Required task: The required output is the line containing "OCR this image." through the final line of the material below, printed exactly, with no other lines.

—————

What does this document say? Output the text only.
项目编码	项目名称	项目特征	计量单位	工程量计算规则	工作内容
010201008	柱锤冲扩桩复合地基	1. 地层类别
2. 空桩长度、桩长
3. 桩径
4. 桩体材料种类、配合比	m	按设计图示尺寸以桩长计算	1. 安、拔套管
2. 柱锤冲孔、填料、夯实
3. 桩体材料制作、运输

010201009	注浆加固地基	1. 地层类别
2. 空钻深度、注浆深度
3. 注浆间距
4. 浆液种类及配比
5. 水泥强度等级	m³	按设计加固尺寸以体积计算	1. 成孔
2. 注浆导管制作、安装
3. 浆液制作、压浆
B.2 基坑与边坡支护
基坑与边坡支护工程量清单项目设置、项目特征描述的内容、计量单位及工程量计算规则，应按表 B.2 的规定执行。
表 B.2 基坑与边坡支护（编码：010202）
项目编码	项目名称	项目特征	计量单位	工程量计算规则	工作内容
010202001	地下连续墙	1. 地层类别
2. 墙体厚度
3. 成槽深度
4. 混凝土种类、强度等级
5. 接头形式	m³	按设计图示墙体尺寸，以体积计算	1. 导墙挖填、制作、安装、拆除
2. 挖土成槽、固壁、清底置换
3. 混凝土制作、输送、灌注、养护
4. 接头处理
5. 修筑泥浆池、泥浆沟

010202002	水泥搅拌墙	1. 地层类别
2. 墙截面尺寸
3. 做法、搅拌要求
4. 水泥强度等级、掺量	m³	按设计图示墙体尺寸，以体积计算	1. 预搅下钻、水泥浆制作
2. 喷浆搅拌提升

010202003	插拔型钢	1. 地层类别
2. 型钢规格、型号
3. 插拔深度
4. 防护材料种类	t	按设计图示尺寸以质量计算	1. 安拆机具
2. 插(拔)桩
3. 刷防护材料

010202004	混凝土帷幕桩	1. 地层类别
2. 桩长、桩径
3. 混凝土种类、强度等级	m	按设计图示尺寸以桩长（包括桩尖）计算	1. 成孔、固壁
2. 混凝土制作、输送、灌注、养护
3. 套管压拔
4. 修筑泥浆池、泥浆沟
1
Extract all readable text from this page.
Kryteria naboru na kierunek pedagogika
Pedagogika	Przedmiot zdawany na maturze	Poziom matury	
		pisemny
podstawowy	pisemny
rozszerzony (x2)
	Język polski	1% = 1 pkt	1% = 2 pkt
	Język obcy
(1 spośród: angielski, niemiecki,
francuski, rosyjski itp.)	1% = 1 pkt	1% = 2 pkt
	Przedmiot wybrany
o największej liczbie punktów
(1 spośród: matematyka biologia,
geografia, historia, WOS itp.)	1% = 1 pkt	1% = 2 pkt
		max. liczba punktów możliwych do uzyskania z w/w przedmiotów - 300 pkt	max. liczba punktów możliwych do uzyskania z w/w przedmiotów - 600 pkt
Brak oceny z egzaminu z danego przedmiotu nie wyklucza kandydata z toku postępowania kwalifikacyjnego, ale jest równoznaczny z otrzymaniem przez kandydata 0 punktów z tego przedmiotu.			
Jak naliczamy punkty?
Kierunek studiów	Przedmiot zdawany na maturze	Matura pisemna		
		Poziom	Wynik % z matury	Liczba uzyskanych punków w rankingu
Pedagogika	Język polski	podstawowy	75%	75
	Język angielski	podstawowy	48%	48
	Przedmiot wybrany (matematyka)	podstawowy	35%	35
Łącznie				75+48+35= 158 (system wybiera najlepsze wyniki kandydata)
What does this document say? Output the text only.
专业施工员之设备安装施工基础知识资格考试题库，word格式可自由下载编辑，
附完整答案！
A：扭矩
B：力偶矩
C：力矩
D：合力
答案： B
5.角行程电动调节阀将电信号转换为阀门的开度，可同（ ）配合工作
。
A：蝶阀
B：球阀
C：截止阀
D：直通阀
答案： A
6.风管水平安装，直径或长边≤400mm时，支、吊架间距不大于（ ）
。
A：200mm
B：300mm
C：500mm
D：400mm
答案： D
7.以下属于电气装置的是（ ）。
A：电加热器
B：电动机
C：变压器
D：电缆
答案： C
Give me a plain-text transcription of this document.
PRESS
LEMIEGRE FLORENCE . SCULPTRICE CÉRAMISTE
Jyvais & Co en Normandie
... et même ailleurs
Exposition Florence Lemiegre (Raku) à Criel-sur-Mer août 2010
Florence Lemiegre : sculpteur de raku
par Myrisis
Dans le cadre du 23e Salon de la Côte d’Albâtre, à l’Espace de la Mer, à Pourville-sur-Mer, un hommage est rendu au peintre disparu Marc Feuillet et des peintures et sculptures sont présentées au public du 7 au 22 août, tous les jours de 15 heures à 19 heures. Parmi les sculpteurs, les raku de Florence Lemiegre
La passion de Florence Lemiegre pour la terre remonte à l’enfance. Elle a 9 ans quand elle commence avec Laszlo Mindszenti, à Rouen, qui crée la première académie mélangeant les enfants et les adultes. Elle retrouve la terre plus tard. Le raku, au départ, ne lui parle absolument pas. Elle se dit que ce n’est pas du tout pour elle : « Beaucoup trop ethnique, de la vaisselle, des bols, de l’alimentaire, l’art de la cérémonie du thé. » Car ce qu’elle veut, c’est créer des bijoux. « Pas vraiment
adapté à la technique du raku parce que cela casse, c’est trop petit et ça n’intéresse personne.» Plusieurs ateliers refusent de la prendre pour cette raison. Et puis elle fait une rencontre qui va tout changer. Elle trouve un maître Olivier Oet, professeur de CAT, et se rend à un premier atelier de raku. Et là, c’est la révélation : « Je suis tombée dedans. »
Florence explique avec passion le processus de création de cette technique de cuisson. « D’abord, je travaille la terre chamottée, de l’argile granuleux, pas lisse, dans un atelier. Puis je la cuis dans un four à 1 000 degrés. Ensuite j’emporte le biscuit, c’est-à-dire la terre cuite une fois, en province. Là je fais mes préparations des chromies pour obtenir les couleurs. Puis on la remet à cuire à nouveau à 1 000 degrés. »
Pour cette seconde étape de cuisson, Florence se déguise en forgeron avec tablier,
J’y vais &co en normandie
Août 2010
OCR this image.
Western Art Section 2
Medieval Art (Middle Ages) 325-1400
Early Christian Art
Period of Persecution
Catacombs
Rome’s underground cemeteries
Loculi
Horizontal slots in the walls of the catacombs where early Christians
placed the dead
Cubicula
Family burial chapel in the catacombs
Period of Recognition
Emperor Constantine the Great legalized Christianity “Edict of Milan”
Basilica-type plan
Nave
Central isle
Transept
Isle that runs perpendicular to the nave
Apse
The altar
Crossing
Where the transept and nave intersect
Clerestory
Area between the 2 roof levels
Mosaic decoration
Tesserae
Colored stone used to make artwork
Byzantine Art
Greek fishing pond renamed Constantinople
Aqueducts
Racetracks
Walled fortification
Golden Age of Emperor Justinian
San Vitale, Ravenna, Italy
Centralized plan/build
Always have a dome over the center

—————

Task answer:
OCR this image.
Western Art Section 2
Medieval Art (Middle Ages) 325-1400
Early Christian Art
Period of Persecution
Catacombs
Rome’s underground cemeteries
Loculi
Horizontal slots in the walls of the catacombs where early Christians
placed the dead
Cubicula
Family burial chapel in the catacombs
Period of Recognition
Emperor Constantine the Great legalized Christianity “Edict of Milan”
Basilica-type plan
Nave
Central isle
Transept
Isle that runs perpendicular to the nave
Apse
The altar
Crossing
Where the transept and nave intersect
Clerestory
Area between the 2 roof levels
Mosaic decoration
Tesserae
Colored stone used to make artwork
Byzantine Art
Greek fishing pond renamed Constantinople
Aqueducts
Racetracks
Walled fortification
Golden Age of Emperor Justinian
San Vitale, Ravenna, Italy
Centralized plan/build
Always have a dome over the center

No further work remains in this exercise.